• Task
Return only the number of lines that hold "간호사의".

Dataset entries
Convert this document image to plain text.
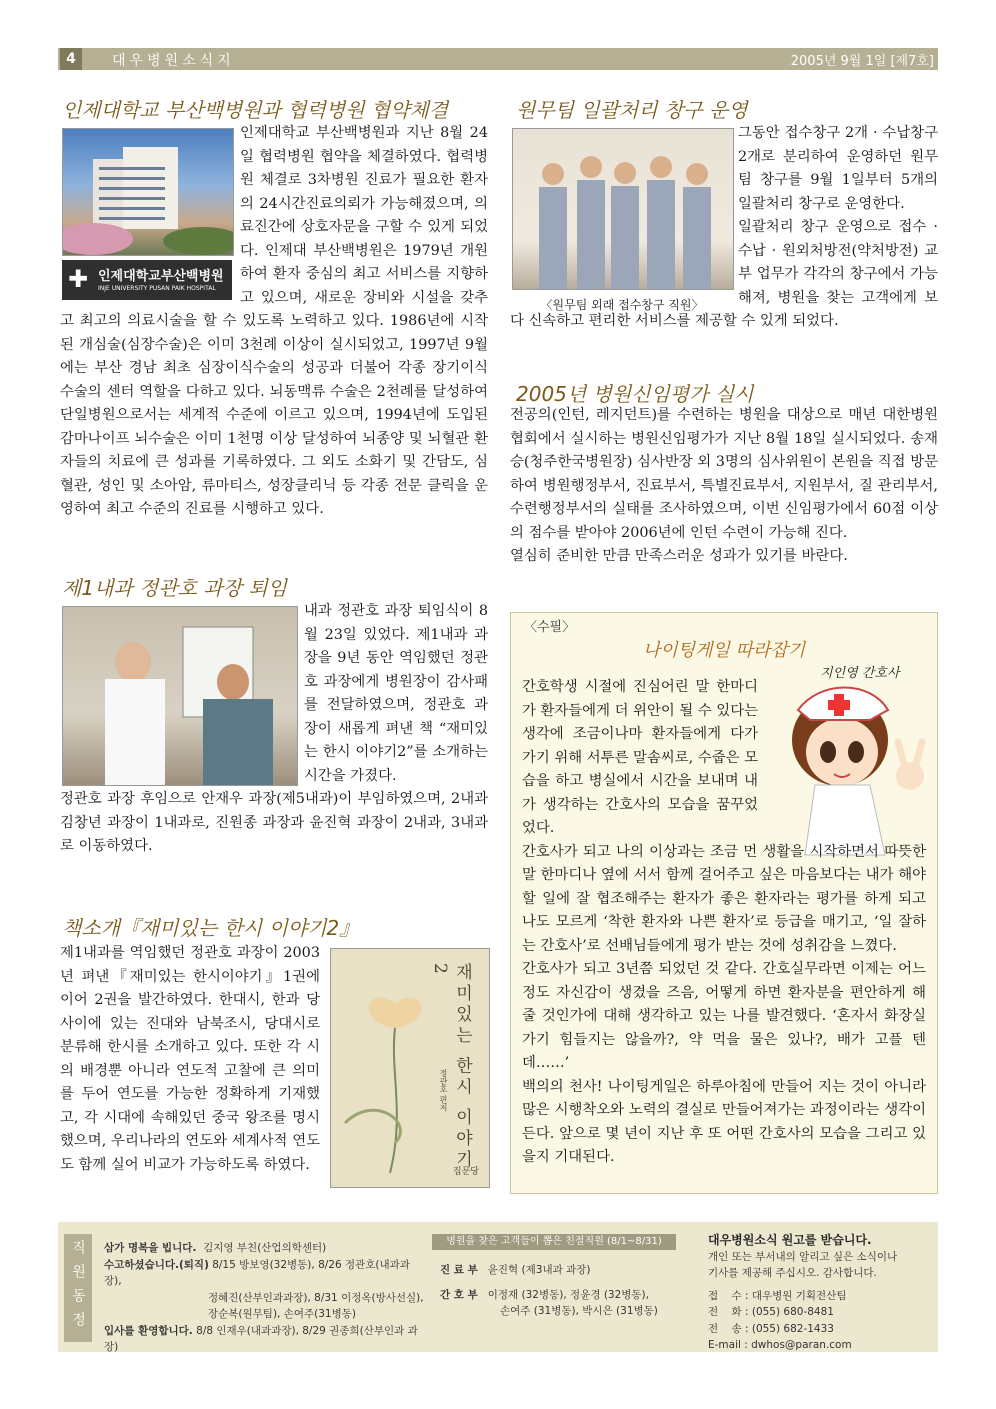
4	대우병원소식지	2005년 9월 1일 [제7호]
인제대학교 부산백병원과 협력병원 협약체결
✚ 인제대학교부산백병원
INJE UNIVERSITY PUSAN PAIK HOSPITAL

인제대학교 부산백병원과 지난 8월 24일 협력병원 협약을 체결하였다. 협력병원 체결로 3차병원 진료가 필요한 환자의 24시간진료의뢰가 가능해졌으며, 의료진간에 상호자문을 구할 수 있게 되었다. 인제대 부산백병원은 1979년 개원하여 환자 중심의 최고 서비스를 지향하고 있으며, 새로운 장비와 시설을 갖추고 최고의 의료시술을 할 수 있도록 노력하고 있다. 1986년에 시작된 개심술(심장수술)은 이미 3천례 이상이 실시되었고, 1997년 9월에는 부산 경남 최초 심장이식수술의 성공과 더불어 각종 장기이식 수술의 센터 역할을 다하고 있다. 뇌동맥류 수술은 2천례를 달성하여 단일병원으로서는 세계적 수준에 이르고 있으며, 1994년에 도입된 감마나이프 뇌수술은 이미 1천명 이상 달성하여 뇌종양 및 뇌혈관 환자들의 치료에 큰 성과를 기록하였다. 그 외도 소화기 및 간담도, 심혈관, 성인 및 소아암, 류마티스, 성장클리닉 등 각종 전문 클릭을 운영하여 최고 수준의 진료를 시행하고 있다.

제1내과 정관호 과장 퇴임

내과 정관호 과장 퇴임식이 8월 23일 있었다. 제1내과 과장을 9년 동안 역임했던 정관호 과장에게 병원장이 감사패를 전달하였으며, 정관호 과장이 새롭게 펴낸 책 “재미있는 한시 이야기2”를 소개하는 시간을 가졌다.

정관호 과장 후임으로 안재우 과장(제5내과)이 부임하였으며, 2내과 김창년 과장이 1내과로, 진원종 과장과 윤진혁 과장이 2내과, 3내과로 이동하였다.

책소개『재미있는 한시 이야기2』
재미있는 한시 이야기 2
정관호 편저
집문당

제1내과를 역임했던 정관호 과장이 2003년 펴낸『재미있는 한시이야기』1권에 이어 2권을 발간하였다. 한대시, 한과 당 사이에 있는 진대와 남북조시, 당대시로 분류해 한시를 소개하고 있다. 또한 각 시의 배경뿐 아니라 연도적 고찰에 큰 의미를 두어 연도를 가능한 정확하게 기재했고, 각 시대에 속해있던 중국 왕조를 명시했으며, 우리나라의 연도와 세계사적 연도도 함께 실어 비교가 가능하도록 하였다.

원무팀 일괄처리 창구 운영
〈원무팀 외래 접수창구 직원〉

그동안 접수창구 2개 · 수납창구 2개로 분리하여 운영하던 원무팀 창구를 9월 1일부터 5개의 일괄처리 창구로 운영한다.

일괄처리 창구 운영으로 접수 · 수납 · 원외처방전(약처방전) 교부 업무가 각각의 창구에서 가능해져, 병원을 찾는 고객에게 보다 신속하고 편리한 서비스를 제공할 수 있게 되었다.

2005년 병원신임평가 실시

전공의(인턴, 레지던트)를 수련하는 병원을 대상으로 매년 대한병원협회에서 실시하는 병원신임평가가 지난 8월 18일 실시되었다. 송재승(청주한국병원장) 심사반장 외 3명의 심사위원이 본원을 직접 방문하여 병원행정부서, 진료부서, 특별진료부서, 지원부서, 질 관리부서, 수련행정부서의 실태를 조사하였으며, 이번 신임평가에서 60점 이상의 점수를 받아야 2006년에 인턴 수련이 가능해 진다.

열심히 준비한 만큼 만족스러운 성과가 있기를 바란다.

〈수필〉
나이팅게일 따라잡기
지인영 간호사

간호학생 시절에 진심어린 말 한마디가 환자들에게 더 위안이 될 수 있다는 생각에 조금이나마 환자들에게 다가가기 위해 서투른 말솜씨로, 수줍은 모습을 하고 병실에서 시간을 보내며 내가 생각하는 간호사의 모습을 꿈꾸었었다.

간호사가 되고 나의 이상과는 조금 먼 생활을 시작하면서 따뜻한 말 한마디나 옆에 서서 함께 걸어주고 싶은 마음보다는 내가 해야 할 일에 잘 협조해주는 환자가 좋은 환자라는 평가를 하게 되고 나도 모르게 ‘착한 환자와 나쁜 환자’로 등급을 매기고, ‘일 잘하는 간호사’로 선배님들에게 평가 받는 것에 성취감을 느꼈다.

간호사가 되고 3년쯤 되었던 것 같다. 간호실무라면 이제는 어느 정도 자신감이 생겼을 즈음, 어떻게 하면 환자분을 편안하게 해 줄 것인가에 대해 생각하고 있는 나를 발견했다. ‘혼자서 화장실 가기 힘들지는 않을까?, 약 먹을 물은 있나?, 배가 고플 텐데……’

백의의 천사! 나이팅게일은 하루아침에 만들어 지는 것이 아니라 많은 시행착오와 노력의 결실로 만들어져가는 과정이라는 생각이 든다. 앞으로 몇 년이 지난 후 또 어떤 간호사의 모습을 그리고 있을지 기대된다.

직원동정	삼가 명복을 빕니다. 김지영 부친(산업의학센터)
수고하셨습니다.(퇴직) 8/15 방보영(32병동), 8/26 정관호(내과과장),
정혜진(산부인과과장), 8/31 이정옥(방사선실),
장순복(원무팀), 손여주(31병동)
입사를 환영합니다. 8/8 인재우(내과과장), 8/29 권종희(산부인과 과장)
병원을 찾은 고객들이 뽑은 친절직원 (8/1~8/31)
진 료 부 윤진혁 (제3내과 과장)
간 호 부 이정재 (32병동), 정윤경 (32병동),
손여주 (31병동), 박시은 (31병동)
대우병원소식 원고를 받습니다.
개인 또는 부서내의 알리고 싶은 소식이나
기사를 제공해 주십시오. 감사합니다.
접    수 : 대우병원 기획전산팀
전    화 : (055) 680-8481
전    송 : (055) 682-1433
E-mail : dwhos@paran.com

---

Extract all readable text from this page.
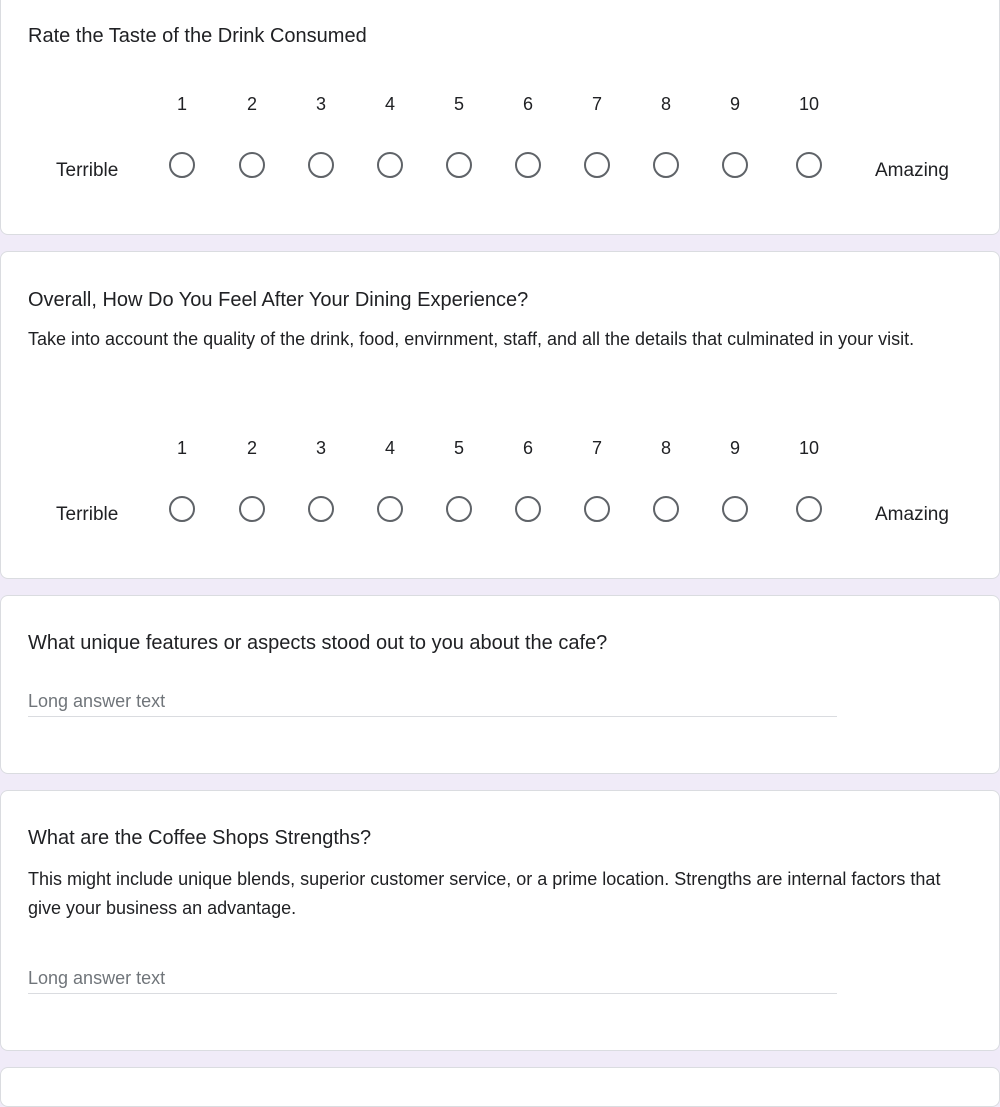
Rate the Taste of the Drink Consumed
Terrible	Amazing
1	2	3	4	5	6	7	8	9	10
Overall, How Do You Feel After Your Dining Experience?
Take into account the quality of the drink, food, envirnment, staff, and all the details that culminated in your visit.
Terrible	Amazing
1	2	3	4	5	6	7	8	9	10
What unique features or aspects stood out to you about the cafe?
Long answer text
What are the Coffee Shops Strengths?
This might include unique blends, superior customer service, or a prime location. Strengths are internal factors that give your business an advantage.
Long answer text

• Task output
2